§ What this task involves: Count each line below that has "title" anywhere in it. Answer with the total alone.

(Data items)
• • • • • • •

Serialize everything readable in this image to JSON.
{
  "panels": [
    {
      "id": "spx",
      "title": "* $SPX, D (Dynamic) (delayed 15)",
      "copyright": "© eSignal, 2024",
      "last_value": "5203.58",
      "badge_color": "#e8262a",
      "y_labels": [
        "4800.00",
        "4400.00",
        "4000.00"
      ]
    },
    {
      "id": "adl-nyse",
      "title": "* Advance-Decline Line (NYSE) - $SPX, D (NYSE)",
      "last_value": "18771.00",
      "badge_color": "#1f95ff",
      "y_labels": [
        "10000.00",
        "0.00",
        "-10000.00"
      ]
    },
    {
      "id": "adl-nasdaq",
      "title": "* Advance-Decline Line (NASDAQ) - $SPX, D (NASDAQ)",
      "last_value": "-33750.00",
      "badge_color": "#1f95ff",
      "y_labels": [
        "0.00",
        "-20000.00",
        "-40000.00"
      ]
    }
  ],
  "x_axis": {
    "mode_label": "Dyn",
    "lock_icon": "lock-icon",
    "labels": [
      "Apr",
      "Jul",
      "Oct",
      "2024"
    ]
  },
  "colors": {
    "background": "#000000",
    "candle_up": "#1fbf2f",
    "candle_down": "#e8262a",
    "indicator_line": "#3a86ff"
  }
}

• • • • • • •

§ Answer in full: 3